> **Written request**: Filter these entries, keeping only lines that hold the word "承租人经出租人同意".

#### Given records

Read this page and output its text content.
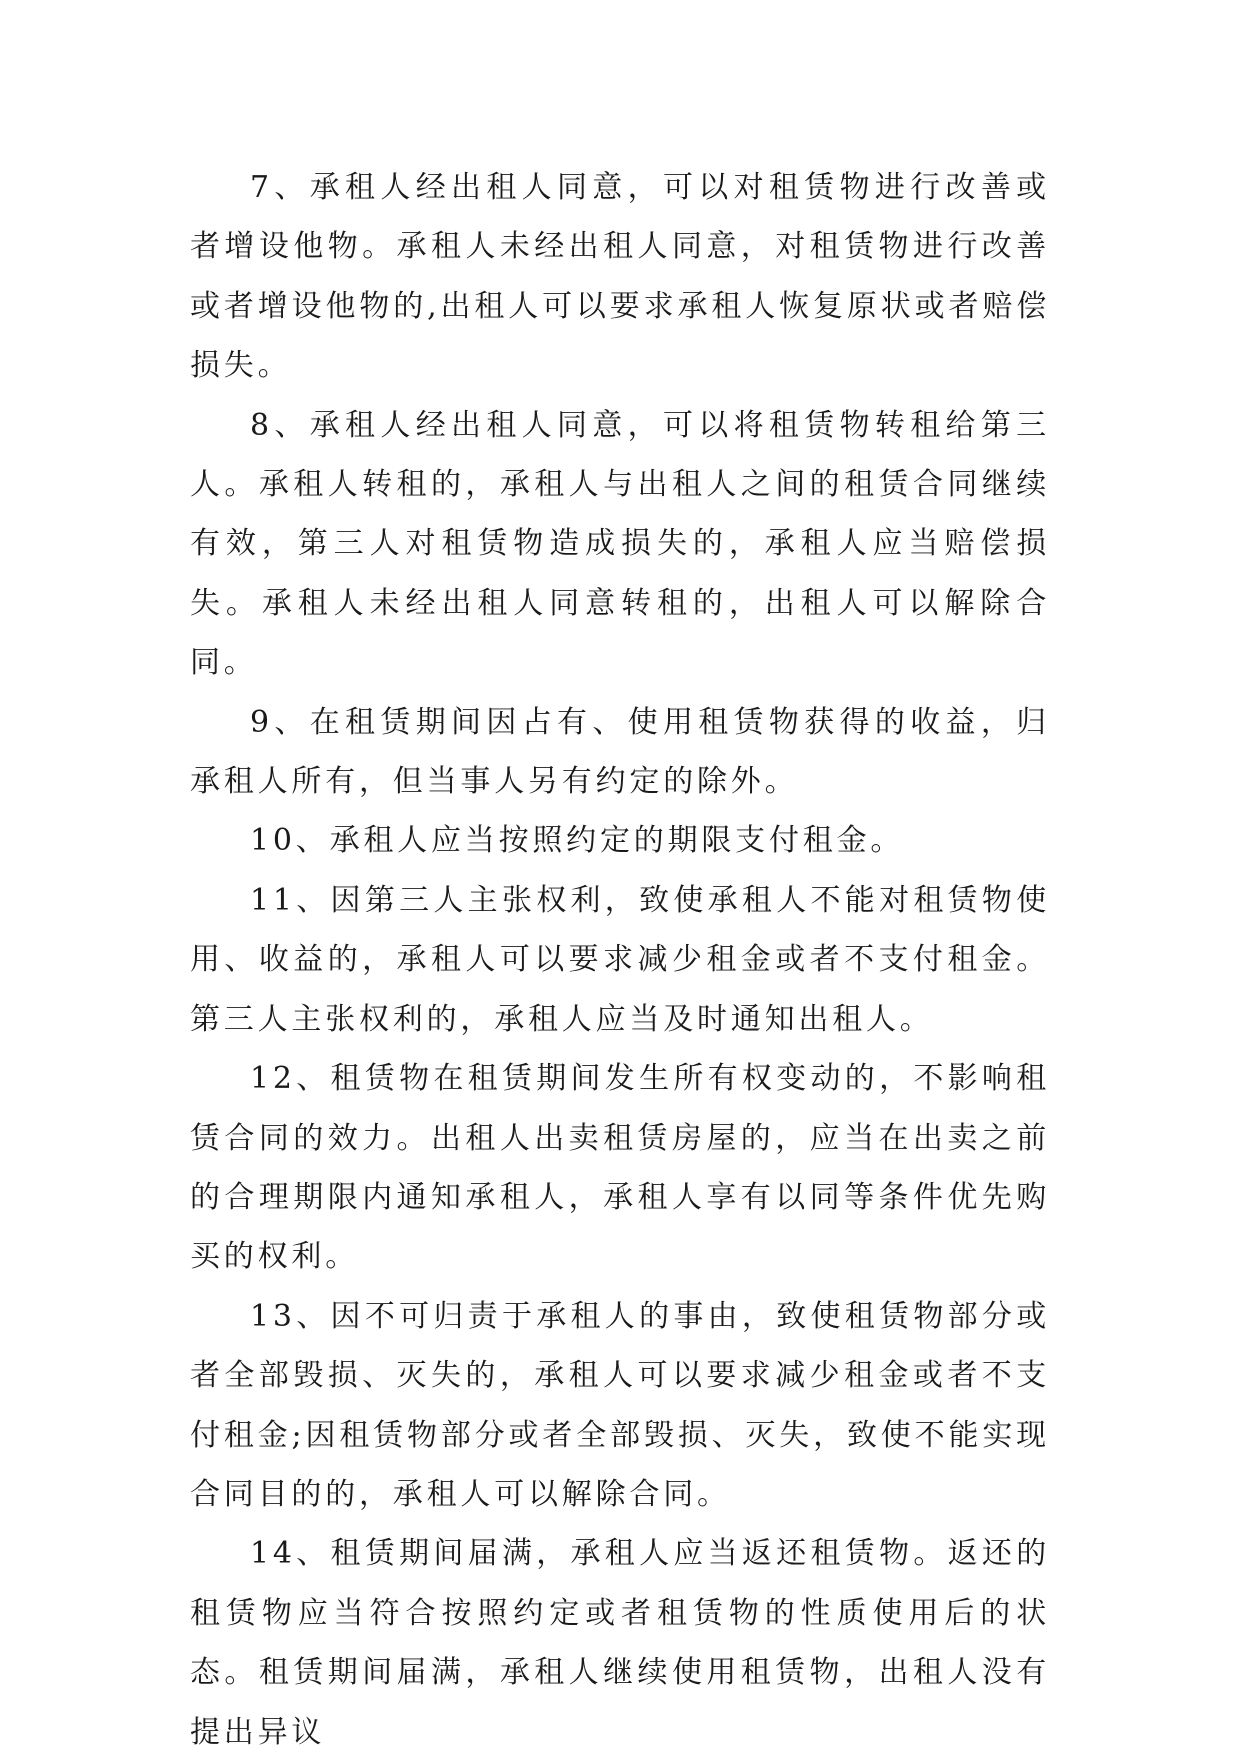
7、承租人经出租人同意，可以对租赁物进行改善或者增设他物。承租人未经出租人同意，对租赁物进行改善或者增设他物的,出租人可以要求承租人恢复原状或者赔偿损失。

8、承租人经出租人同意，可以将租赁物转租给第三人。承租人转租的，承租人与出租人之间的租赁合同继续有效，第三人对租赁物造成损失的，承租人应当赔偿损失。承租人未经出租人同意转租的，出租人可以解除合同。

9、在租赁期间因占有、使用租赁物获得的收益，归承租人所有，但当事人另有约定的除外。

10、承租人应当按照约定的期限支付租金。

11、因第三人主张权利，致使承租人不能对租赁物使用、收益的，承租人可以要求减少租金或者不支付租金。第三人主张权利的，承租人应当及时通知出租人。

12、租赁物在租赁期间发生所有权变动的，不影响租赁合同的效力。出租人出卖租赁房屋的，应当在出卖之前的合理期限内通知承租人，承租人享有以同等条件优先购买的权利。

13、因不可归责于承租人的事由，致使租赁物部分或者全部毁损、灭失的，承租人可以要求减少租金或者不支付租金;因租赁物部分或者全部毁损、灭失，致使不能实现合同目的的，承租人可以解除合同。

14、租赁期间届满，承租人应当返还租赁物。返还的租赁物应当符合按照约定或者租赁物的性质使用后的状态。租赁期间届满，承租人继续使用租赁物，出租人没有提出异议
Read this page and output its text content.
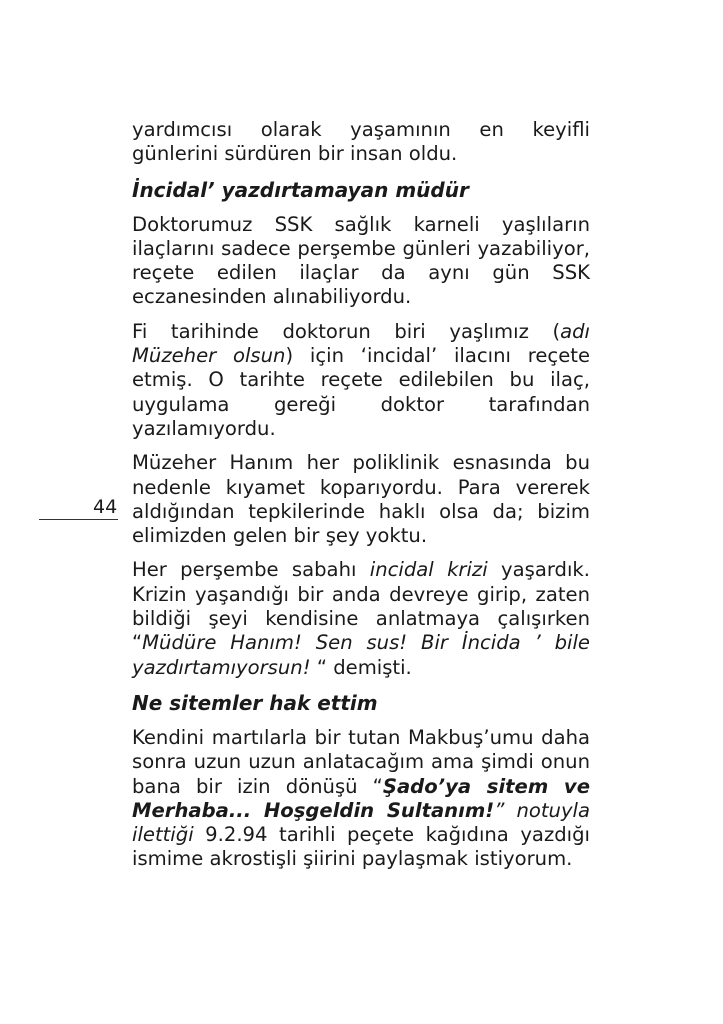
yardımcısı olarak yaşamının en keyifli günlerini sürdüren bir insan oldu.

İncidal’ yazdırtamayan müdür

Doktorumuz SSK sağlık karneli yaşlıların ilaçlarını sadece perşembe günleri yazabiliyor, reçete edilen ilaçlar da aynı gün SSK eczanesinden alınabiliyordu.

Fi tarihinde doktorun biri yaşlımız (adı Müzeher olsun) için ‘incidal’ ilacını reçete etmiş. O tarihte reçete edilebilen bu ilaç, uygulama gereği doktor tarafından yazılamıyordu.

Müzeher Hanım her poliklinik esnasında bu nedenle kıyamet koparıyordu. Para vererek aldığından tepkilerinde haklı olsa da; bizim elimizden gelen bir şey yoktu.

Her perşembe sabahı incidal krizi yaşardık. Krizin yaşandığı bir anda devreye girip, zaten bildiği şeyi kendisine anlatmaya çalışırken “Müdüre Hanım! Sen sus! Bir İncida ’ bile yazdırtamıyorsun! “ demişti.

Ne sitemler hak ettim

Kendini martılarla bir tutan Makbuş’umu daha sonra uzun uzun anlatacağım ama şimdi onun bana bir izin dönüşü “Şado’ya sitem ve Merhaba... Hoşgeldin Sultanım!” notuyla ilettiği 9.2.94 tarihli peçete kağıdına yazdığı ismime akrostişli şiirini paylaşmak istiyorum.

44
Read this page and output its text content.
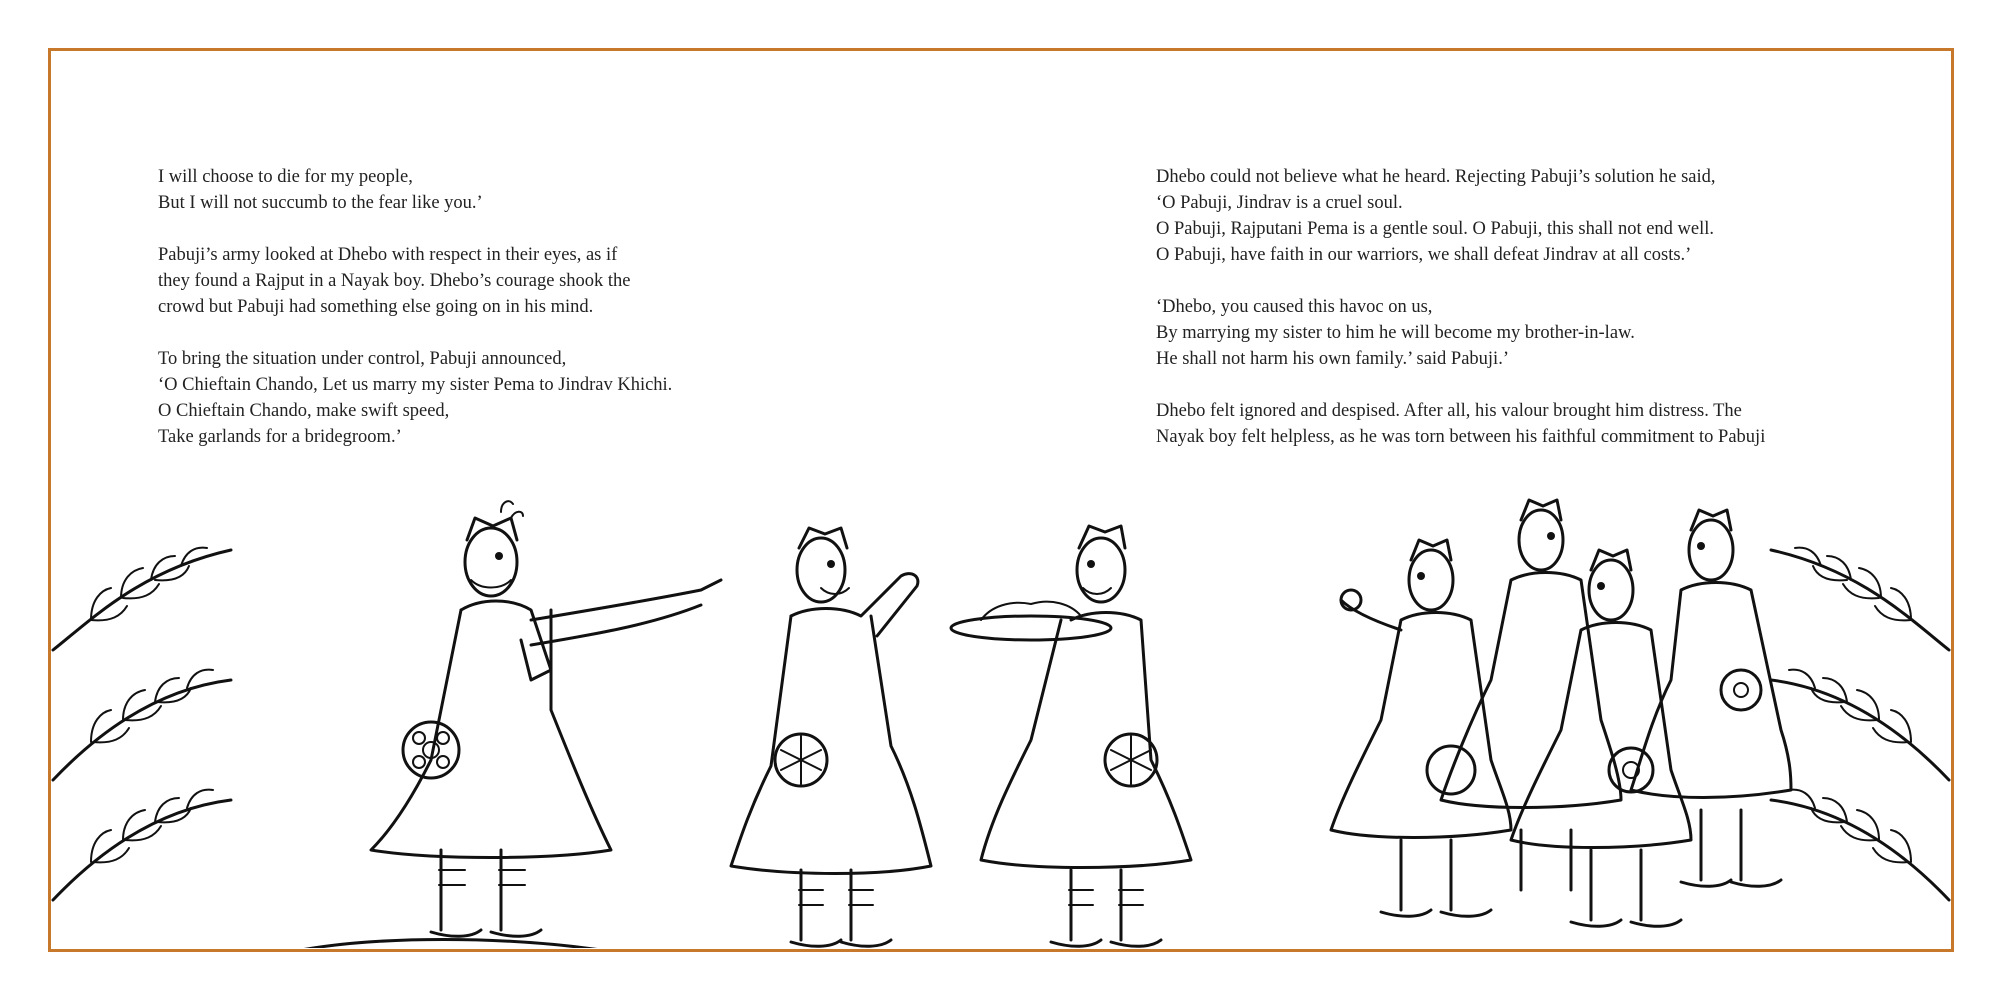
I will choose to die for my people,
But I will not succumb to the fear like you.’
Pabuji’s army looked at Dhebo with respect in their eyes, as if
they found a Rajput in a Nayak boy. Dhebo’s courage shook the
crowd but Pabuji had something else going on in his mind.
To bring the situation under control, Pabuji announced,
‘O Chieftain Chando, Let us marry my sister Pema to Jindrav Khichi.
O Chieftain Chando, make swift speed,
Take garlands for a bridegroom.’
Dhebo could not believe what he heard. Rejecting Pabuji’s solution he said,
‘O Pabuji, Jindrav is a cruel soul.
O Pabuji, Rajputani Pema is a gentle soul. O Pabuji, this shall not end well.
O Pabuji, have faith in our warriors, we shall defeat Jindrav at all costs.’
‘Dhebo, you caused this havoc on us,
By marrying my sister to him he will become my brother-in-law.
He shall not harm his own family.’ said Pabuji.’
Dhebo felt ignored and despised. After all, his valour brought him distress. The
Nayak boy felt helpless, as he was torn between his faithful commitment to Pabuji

########

> **Result below**:
7、承租人经出租人同意，可以对租赁物进行改善或者增设他物。承租人未经出租人同意，对租赁物进行改善或者增设他物的,出租人可以要求承租人恢复原状或者赔偿损失。
8、承租人经出租人同意，可以将租赁物转租给第三人。承租人转租的，承租人与出租人之间的租赁合同继续有效，第三人对租赁物造成损失的，承租人应当赔偿损失。承租人未经出租人同意转租的，出租人可以解除合同。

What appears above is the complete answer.